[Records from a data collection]
---

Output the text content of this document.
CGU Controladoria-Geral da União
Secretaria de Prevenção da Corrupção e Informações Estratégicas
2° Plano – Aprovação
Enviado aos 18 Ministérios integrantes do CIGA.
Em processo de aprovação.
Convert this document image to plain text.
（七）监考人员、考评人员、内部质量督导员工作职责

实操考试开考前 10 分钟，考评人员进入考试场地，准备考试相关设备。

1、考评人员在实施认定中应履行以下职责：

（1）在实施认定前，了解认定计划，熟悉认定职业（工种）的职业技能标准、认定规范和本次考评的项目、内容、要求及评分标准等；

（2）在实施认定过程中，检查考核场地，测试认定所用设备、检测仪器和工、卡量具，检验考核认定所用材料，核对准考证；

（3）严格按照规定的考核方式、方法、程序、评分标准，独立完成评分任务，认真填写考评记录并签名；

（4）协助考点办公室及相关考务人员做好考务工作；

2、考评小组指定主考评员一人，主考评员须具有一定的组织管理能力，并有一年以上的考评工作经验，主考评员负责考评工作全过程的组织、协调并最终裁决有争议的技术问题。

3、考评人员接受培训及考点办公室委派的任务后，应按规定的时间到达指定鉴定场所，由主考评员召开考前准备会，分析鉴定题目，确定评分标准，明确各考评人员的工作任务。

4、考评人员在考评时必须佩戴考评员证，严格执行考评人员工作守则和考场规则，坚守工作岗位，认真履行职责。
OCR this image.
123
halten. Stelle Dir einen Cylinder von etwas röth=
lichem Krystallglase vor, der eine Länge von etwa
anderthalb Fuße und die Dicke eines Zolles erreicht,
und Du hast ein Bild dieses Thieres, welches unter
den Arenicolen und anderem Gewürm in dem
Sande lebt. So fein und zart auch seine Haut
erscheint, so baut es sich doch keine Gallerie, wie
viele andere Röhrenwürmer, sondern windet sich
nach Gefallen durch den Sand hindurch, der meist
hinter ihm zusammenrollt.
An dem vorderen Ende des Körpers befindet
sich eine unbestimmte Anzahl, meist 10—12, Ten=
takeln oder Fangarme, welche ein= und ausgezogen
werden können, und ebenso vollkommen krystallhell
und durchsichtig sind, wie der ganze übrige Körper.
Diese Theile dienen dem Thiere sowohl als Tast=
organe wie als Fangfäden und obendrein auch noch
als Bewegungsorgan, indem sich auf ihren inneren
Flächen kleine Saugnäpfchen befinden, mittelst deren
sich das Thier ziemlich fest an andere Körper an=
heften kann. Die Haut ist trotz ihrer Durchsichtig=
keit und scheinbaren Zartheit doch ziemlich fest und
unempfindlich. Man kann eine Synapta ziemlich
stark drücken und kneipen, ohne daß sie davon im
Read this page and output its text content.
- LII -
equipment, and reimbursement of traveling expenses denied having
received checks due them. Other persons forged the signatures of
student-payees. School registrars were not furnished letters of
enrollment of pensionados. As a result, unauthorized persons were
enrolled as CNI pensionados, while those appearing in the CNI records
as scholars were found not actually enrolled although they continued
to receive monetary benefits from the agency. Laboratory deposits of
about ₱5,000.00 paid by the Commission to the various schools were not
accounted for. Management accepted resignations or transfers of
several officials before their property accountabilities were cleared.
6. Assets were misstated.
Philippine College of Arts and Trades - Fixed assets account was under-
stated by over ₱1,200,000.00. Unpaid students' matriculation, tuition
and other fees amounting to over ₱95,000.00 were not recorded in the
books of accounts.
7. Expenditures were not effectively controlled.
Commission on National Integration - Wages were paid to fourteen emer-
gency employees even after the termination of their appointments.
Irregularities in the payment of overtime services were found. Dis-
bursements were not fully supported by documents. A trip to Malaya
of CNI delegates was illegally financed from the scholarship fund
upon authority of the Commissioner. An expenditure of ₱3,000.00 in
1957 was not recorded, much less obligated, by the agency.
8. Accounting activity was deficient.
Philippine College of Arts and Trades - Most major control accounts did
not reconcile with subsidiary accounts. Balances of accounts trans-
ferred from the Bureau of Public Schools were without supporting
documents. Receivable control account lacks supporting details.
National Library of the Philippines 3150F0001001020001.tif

---

• _Given instruction_: Restate the whole of the material exactly.

• _Output of the exercise_:
Output the text content of this document.
CGU Controladoria-Geral da União
Secretaria de Prevenção da Corrupção e Informações Estratégicas
2° Plano – Aprovação
Enviado aos 18 Ministérios integrantes do CIGA.
Em processo de aprovação.
Convert this document image to plain text.
（七）监考人员、考评人员、内部质量督导员工作职责

实操考试开考前 10 分钟，考评人员进入考试场地，准备考试相关设备。

1、考评人员在实施认定中应履行以下职责：

（1）在实施认定前，了解认定计划，熟悉认定职业（工种）的职业技能标准、认定规范和本次考评的项目、内容、要求及评分标准等；

（2）在实施认定过程中，检查考核场地，测试认定所用设备、检测仪器和工、卡量具，检验考核认定所用材料，核对准考证；

（3）严格按照规定的考核方式、方法、程序、评分标准，独立完成评分任务，认真填写考评记录并签名；

（4）协助考点办公室及相关考务人员做好考务工作；

2、考评小组指定主考评员一人，主考评员须具有一定的组织管理能力，并有一年以上的考评工作经验，主考评员负责考评工作全过程的组织、协调并最终裁决有争议的技术问题。

3、考评人员接受培训及考点办公室委派的任务后，应按规定的时间到达指定鉴定场所，由主考评员召开考前准备会，分析鉴定题目，确定评分标准，明确各考评人员的工作任务。

4、考评人员在考评时必须佩戴考评员证，严格执行考评人员工作守则和考场规则，坚守工作岗位，认真履行职责。
OCR this image.
123
halten. Stelle Dir einen Cylinder von etwas röth=
lichem Krystallglase vor, der eine Länge von etwa
anderthalb Fuße und die Dicke eines Zolles erreicht,
und Du hast ein Bild dieses Thieres, welches unter
den Arenicolen und anderem Gewürm in dem
Sande lebt. So fein und zart auch seine Haut
erscheint, so baut es sich doch keine Gallerie, wie
viele andere Röhrenwürmer, sondern windet sich
nach Gefallen durch den Sand hindurch, der meist
hinter ihm zusammenrollt.
An dem vorderen Ende des Körpers befindet
sich eine unbestimmte Anzahl, meist 10—12, Ten=
takeln oder Fangarme, welche ein= und ausgezogen
werden können, und ebenso vollkommen krystallhell
und durchsichtig sind, wie der ganze übrige Körper.
Diese Theile dienen dem Thiere sowohl als Tast=
organe wie als Fangfäden und obendrein auch noch
als Bewegungsorgan, indem sich auf ihren inneren
Flächen kleine Saugnäpfchen befinden, mittelst deren
sich das Thier ziemlich fest an andere Körper an=
heften kann. Die Haut ist trotz ihrer Durchsichtig=
keit und scheinbaren Zartheit doch ziemlich fest und
unempfindlich. Man kann eine Synapta ziemlich
stark drücken und kneipen, ohne daß sie davon im
Read this page and output its text content.
- LII -
equipment, and reimbursement of traveling expenses denied having
received checks due them. Other persons forged the signatures of
student-payees. School registrars were not furnished letters of
enrollment of pensionados. As a result, unauthorized persons were
enrolled as CNI pensionados, while those appearing in the CNI records
as scholars were found not actually enrolled although they continued
to receive monetary benefits from the agency. Laboratory deposits of
about ₱5,000.00 paid by the Commission to the various schools were not
accounted for. Management accepted resignations or transfers of
several officials before their property accountabilities were cleared.
6. Assets were misstated.
Philippine College of Arts and Trades - Fixed assets account was under-
stated by over ₱1,200,000.00. Unpaid students' matriculation, tuition
and other fees amounting to over ₱95,000.00 were not recorded in the
books of accounts.
7. Expenditures were not effectively controlled.
Commission on National Integration - Wages were paid to fourteen emer-
gency employees even after the termination of their appointments.
Irregularities in the payment of overtime services were found. Dis-
bursements were not fully supported by documents. A trip to Malaya
of CNI delegates was illegally financed from the scholarship fund
upon authority of the Commissioner. An expenditure of ₱3,000.00 in
1957 was not recorded, much less obligated, by the agency.
8. Accounting activity was deficient.
Philippine College of Arts and Trades - Most major control accounts did
not reconcile with subsidiary accounts. Balances of accounts trans-
ferred from the Bureau of Public Schools were without supporting
documents. Receivable control account lacks supporting details.
National Library of the Philippines 3150F0001001020001.tif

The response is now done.